▸ **Supplied data**:

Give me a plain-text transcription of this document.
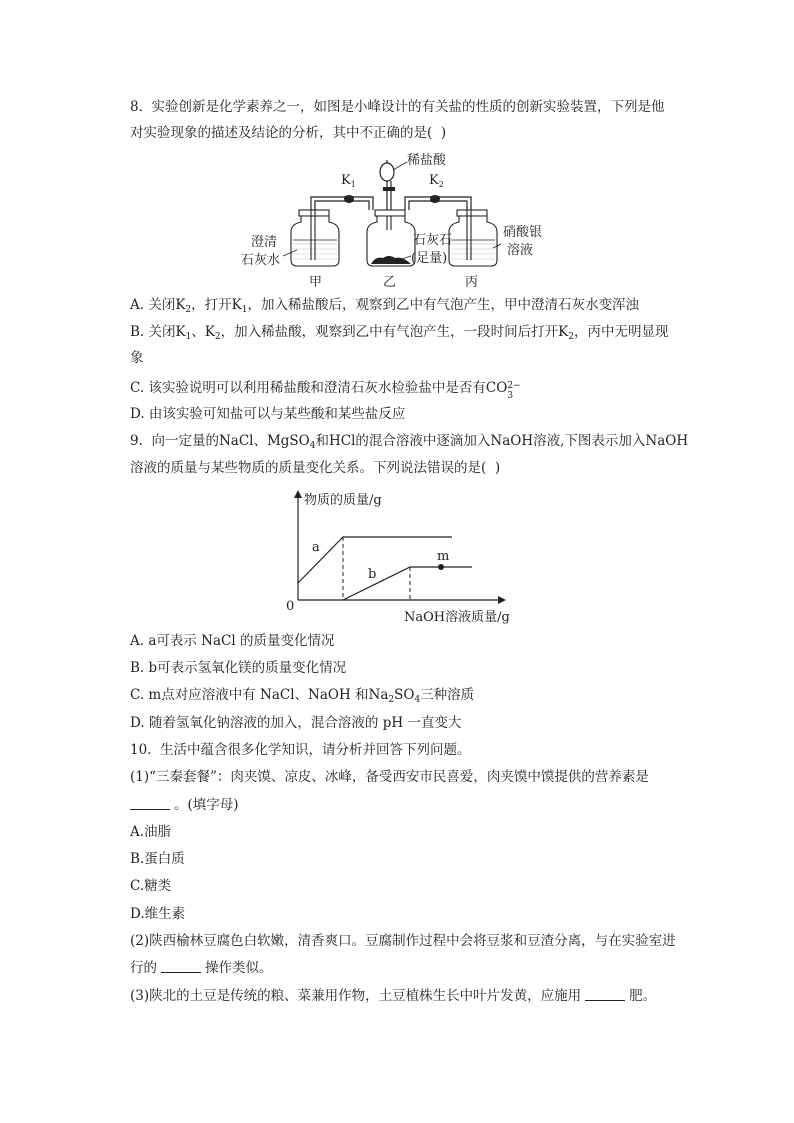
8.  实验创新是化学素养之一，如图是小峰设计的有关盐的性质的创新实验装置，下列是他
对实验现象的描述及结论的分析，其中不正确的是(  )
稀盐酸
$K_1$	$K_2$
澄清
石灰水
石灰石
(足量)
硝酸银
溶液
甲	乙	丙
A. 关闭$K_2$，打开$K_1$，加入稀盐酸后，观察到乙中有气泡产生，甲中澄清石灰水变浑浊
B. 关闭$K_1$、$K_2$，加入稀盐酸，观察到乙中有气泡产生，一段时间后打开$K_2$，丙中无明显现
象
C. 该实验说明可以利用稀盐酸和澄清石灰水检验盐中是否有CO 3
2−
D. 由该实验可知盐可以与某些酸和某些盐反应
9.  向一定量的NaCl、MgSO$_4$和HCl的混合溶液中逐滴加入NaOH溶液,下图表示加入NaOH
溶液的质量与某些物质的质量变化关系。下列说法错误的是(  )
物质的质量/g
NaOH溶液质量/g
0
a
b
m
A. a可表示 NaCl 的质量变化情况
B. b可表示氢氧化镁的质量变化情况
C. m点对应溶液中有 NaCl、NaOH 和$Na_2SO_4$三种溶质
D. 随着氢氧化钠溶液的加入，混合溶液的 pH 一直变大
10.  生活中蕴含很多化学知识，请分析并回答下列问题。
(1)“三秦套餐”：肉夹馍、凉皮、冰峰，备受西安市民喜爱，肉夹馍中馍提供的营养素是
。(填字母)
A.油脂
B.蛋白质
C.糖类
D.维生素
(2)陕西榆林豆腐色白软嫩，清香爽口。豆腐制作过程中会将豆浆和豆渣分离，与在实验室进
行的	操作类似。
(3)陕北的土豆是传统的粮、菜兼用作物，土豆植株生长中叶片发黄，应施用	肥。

▸ **The request**: Search the entries for the word "观察到乙中有气泡产生", then list each line that holds it.

▸ **Solution below**:
A. 关闭$K_2$，打开$K_1$，加入稀盐酸后，观察到乙中有气泡产生，甲中澄清石灰水变浑浊
B. 关闭$K_1$、$K_2$，加入稀盐酸，观察到乙中有气泡产生，一段时间后打开$K_2$，丙中无明显现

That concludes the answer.